- CHALLENGE
Filter the entries that follow, copying every line in which the word "color" appears.

Rows from a figure dataset
____

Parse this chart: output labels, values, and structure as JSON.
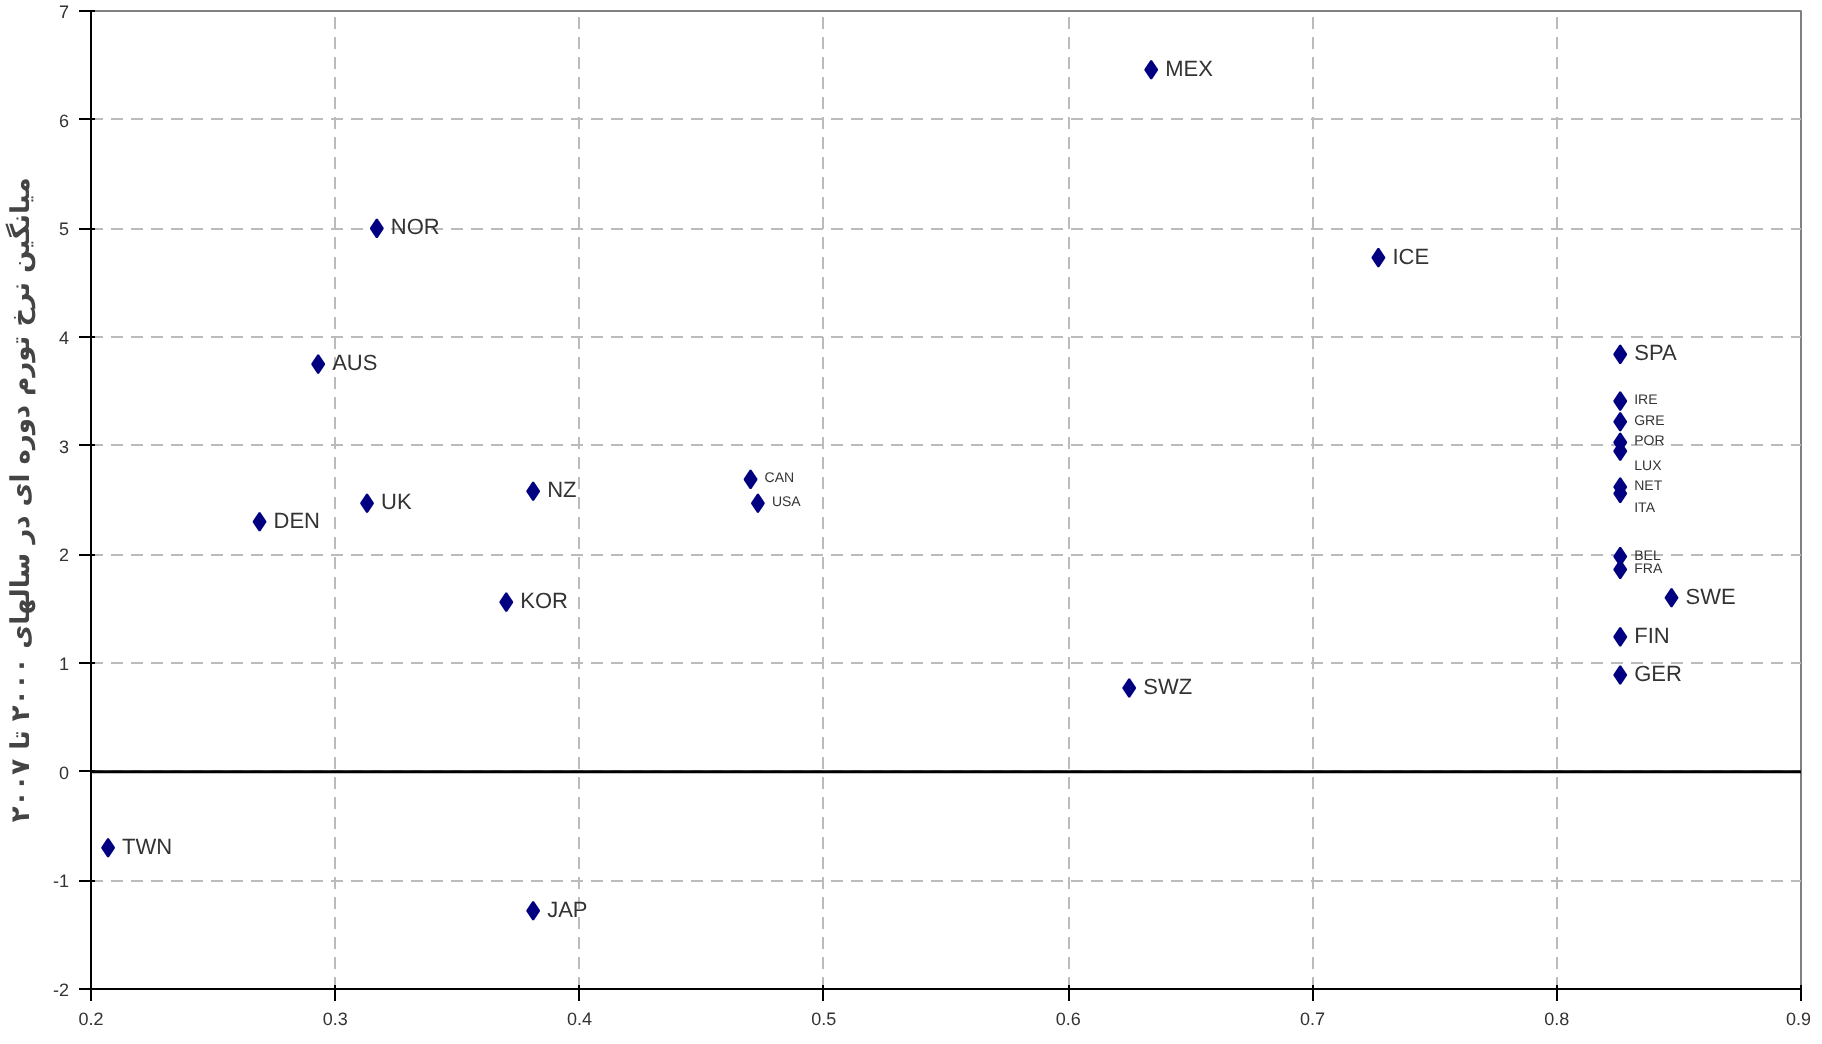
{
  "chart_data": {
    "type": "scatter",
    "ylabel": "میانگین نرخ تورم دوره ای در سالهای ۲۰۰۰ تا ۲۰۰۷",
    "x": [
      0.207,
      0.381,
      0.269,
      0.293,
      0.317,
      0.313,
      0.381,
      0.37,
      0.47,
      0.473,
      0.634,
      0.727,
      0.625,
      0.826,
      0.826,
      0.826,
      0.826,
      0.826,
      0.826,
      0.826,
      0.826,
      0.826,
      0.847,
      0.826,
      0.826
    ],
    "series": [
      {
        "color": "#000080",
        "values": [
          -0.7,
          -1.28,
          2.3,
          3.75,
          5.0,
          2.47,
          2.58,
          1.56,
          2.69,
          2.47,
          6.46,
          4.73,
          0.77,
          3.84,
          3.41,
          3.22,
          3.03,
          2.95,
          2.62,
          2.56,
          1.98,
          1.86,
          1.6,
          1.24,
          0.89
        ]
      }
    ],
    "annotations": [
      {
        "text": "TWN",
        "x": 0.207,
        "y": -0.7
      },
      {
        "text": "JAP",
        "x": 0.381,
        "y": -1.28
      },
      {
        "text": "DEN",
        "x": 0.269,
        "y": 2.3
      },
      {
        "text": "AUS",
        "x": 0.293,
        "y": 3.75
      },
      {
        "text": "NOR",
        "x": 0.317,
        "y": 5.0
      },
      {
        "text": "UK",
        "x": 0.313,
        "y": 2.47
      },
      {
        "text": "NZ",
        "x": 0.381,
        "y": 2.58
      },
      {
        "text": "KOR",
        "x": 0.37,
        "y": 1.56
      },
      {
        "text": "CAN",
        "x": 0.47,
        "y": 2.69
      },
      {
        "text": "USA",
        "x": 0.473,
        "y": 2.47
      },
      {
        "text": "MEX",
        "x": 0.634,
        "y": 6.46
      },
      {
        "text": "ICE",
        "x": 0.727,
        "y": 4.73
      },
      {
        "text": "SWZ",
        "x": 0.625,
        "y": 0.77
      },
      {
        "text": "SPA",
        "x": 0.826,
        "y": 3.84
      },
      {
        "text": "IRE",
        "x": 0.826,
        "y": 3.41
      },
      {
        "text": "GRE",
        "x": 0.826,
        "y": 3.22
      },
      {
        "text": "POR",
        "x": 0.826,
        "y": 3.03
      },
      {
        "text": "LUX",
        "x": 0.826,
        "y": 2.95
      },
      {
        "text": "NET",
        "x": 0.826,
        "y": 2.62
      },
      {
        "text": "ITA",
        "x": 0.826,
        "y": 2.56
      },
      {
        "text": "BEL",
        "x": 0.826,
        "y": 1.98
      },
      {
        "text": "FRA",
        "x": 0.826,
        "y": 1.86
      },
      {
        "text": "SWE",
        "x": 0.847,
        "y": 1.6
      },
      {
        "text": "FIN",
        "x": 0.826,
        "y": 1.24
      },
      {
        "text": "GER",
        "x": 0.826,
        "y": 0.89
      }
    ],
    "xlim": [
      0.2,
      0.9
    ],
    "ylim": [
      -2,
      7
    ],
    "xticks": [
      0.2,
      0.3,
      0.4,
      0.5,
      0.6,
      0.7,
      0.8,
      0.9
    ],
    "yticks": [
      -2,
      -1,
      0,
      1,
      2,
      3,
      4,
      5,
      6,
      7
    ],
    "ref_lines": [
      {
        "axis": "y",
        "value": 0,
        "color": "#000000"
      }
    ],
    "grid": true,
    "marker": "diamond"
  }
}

____

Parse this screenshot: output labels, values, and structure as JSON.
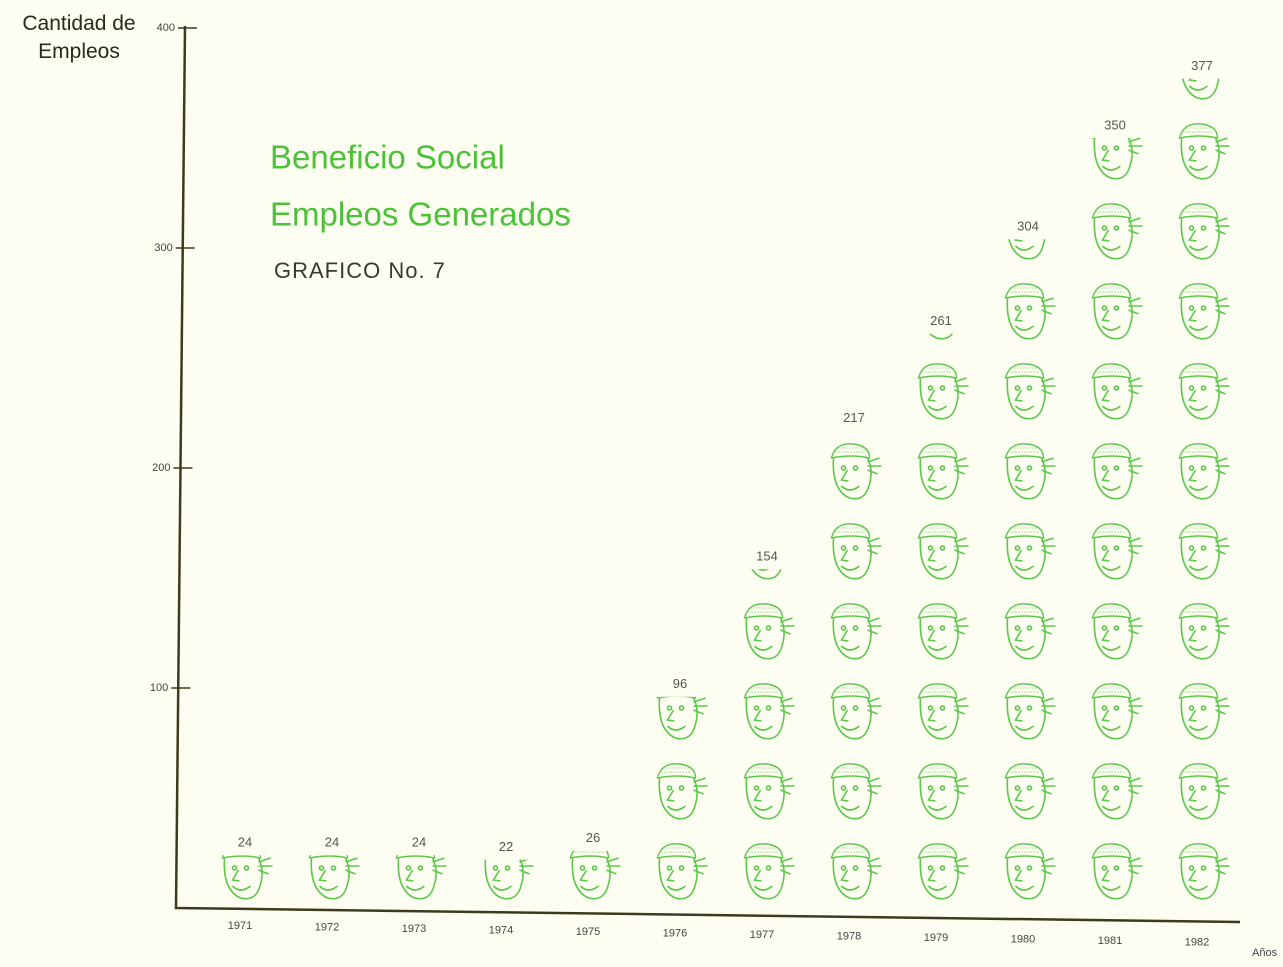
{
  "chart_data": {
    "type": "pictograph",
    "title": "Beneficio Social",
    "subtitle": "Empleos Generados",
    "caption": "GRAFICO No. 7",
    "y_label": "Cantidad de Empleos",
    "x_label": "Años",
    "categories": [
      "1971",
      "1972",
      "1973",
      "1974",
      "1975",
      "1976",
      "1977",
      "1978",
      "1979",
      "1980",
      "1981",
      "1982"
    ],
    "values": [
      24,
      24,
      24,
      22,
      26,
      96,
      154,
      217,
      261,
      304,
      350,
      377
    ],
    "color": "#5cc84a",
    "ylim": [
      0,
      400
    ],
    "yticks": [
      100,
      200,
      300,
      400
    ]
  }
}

____

- EXERCISE RESULT
        "color": "#000080",
        "color": "#000000"
    "color": "#5cc84a",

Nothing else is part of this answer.